## Problem statement
Using the data below, repeat all of it precisely.

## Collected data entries

## START

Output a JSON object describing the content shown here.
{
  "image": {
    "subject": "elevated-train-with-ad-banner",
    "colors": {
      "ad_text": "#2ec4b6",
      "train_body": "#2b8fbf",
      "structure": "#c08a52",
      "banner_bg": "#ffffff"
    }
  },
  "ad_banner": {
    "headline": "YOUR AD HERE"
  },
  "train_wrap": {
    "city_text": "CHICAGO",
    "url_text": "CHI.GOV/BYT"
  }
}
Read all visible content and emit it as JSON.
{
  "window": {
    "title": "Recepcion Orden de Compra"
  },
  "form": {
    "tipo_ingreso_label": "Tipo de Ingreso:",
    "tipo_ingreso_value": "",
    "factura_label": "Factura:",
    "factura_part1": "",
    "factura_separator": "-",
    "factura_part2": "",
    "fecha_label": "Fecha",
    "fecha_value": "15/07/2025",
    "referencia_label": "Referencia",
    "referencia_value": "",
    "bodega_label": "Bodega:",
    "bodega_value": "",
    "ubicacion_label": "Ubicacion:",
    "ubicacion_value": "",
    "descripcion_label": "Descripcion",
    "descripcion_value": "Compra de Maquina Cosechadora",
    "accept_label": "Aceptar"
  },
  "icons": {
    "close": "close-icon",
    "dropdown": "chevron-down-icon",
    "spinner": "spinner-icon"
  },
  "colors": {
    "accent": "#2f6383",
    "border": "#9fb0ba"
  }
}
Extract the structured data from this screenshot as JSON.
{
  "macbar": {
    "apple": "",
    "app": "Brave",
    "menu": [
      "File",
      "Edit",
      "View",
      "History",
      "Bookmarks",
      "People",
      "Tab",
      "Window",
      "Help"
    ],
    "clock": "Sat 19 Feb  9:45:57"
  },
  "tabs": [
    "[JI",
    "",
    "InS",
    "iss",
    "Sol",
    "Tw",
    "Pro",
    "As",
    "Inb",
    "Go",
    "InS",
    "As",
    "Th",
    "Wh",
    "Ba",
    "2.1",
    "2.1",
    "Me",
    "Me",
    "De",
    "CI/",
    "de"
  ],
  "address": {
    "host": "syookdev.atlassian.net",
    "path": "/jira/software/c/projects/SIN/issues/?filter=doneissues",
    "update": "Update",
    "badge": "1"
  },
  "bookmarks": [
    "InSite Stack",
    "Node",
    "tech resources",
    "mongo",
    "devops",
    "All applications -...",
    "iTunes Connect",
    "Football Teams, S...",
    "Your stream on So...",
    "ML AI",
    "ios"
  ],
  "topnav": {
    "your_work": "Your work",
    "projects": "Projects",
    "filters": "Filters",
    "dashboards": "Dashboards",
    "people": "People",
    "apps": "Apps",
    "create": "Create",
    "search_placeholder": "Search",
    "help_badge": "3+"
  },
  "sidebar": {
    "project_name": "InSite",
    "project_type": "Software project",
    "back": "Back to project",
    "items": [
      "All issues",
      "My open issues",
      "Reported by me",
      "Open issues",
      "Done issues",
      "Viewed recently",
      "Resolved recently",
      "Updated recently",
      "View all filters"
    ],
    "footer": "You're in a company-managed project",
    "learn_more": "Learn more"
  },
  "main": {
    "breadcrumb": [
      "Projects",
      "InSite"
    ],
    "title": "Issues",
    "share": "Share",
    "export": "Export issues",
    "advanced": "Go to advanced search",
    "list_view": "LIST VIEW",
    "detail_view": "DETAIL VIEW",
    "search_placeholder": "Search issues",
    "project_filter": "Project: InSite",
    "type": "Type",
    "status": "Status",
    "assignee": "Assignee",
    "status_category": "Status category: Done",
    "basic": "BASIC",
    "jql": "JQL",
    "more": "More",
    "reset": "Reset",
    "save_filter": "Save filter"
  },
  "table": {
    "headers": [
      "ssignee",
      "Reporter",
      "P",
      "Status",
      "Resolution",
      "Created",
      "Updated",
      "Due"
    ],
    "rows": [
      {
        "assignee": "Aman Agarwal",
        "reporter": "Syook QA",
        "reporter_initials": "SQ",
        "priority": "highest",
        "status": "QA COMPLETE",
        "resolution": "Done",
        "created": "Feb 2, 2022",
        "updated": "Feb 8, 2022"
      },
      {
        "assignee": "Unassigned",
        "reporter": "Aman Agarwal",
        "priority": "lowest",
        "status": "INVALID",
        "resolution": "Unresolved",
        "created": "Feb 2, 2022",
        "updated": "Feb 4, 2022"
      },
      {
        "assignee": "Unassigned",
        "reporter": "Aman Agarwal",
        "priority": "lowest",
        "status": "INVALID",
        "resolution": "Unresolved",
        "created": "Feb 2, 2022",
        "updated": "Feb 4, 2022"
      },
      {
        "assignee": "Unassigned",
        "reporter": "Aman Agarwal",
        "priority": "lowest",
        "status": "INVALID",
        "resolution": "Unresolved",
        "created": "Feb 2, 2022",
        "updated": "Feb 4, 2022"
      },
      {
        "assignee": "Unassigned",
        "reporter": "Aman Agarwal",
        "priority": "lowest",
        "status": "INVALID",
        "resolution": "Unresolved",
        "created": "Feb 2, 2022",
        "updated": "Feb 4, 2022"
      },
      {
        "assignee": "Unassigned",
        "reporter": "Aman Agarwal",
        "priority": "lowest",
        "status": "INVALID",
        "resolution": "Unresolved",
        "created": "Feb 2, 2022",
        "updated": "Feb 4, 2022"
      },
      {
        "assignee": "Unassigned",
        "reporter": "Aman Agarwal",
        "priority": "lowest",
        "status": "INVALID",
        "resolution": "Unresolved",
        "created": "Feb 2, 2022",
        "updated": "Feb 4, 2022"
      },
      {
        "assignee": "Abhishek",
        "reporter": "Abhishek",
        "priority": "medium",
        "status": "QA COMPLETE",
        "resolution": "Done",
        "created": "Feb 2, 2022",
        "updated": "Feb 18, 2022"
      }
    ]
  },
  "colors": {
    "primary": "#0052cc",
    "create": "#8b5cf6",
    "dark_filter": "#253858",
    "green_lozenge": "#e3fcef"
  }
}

## END

## The reply
Output a JSON object describing the content shown here.
{
  "image": {
    "subject": "elevated-train-with-ad-banner",
    "colors": {
      "ad_text": "#2ec4b6",
      "train_body": "#2b8fbf",
      "structure": "#c08a52",
      "banner_bg": "#ffffff"
    }
  },
  "ad_banner": {
    "headline": "YOUR AD HERE"
  },
  "train_wrap": {
    "city_text": "CHICAGO",
    "url_text": "CHI.GOV/BYT"
  }
}
Read all visible content and emit it as JSON.
{
  "window": {
    "title": "Recepcion Orden de Compra"
  },
  "form": {
    "tipo_ingreso_label": "Tipo de Ingreso:",
    "tipo_ingreso_value": "",
    "factura_label": "Factura:",
    "factura_part1": "",
    "factura_separator": "-",
    "factura_part2": "",
    "fecha_label": "Fecha",
    "fecha_value": "15/07/2025",
    "referencia_label": "Referencia",
    "referencia_value": "",
    "bodega_label": "Bodega:",
    "bodega_value": "",
    "ubicacion_label": "Ubicacion:",
    "ubicacion_value": "",
    "descripcion_label": "Descripcion",
    "descripcion_value": "Compra de Maquina Cosechadora",
    "accept_label": "Aceptar"
  },
  "icons": {
    "close": "close-icon",
    "dropdown": "chevron-down-icon",
    "spinner": "spinner-icon"
  },
  "colors": {
    "accent": "#2f6383",
    "border": "#9fb0ba"
  }
}
Extract the structured data from this screenshot as JSON.
{
  "macbar": {
    "apple": "",
    "app": "Brave",
    "menu": [
      "File",
      "Edit",
      "View",
      "History",
      "Bookmarks",
      "People",
      "Tab",
      "Window",
      "Help"
    ],
    "clock": "Sat 19 Feb  9:45:57"
  },
  "tabs": [
    "[JI",
    "",
    "InS",
    "iss",
    "Sol",
    "Tw",
    "Pro",
    "As",
    "Inb",
    "Go",
    "InS",
    "As",
    "Th",
    "Wh",
    "Ba",
    "2.1",
    "2.1",
    "Me",
    "Me",
    "De",
    "CI/",
    "de"
  ],
  "address": {
    "host": "syookdev.atlassian.net",
    "path": "/jira/software/c/projects/SIN/issues/?filter=doneissues",
    "update": "Update",
    "badge": "1"
  },
  "bookmarks": [
    "InSite Stack",
    "Node",
    "tech resources",
    "mongo",
    "devops",
    "All applications -...",
    "iTunes Connect",
    "Football Teams, S...",
    "Your stream on So...",
    "ML AI",
    "ios"
  ],
  "topnav": {
    "your_work": "Your work",
    "projects": "Projects",
    "filters": "Filters",
    "dashboards": "Dashboards",
    "people": "People",
    "apps": "Apps",
    "create": "Create",
    "search_placeholder": "Search",
    "help_badge": "3+"
  },
  "sidebar": {
    "project_name": "InSite",
    "project_type": "Software project",
    "back": "Back to project",
    "items": [
      "All issues",
      "My open issues",
      "Reported by me",
      "Open issues",
      "Done issues",
      "Viewed recently",
      "Resolved recently",
      "Updated recently",
      "View all filters"
    ],
    "footer": "You're in a company-managed project",
    "learn_more": "Learn more"
  },
  "main": {
    "breadcrumb": [
      "Projects",
      "InSite"
    ],
    "title": "Issues",
    "share": "Share",
    "export": "Export issues",
    "advanced": "Go to advanced search",
    "list_view": "LIST VIEW",
    "detail_view": "DETAIL VIEW",
    "search_placeholder": "Search issues",
    "project_filter": "Project: InSite",
    "type": "Type",
    "status": "Status",
    "assignee": "Assignee",
    "status_category": "Status category: Done",
    "basic": "BASIC",
    "jql": "JQL",
    "more": "More",
    "reset": "Reset",
    "save_filter": "Save filter"
  },
  "table": {
    "headers": [
      "ssignee",
      "Reporter",
      "P",
      "Status",
      "Resolution",
      "Created",
      "Updated",
      "Due"
    ],
    "rows": [
      {
        "assignee": "Aman Agarwal",
        "reporter": "Syook QA",
        "reporter_initials": "SQ",
        "priority": "highest",
        "status": "QA COMPLETE",
        "resolution": "Done",
        "created": "Feb 2, 2022",
        "updated": "Feb 8, 2022"
      },
      {
        "assignee": "Unassigned",
        "reporter": "Aman Agarwal",
        "priority": "lowest",
        "status": "INVALID",
        "resolution": "Unresolved",
        "created": "Feb 2, 2022",
        "updated": "Feb 4, 2022"
      },
      {
        "assignee": "Unassigned",
        "reporter": "Aman Agarwal",
        "priority": "lowest",
        "status": "INVALID",
        "resolution": "Unresolved",
        "created": "Feb 2, 2022",
        "updated": "Feb 4, 2022"
      },
      {
        "assignee": "Unassigned",
        "reporter": "Aman Agarwal",
        "priority": "lowest",
        "status": "INVALID",
        "resolution": "Unresolved",
        "created": "Feb 2, 2022",
        "updated": "Feb 4, 2022"
      },
      {
        "assignee": "Unassigned",
        "reporter": "Aman Agarwal",
        "priority": "lowest",
        "status": "INVALID",
        "resolution": "Unresolved",
        "created": "Feb 2, 2022",
        "updated": "Feb 4, 2022"
      },
      {
        "assignee": "Unassigned",
        "reporter": "Aman Agarwal",
        "priority": "lowest",
        "status": "INVALID",
        "resolution": "Unresolved",
        "created": "Feb 2, 2022",
        "updated": "Feb 4, 2022"
      },
      {
        "assignee": "Unassigned",
        "reporter": "Aman Agarwal",
        "priority": "lowest",
        "status": "INVALID",
        "resolution": "Unresolved",
        "created": "Feb 2, 2022",
        "updated": "Feb 4, 2022"
      },
      {
        "assignee": "Abhishek",
        "reporter": "Abhishek",
        "priority": "medium",
        "status": "QA COMPLETE",
        "resolution": "Done",
        "created": "Feb 2, 2022",
        "updated": "Feb 18, 2022"
      }
    ]
  },
  "colors": {
    "primary": "#0052cc",
    "create": "#8b5cf6",
    "dark_filter": "#253858",
    "green_lozenge": "#e3fcef"
  }
}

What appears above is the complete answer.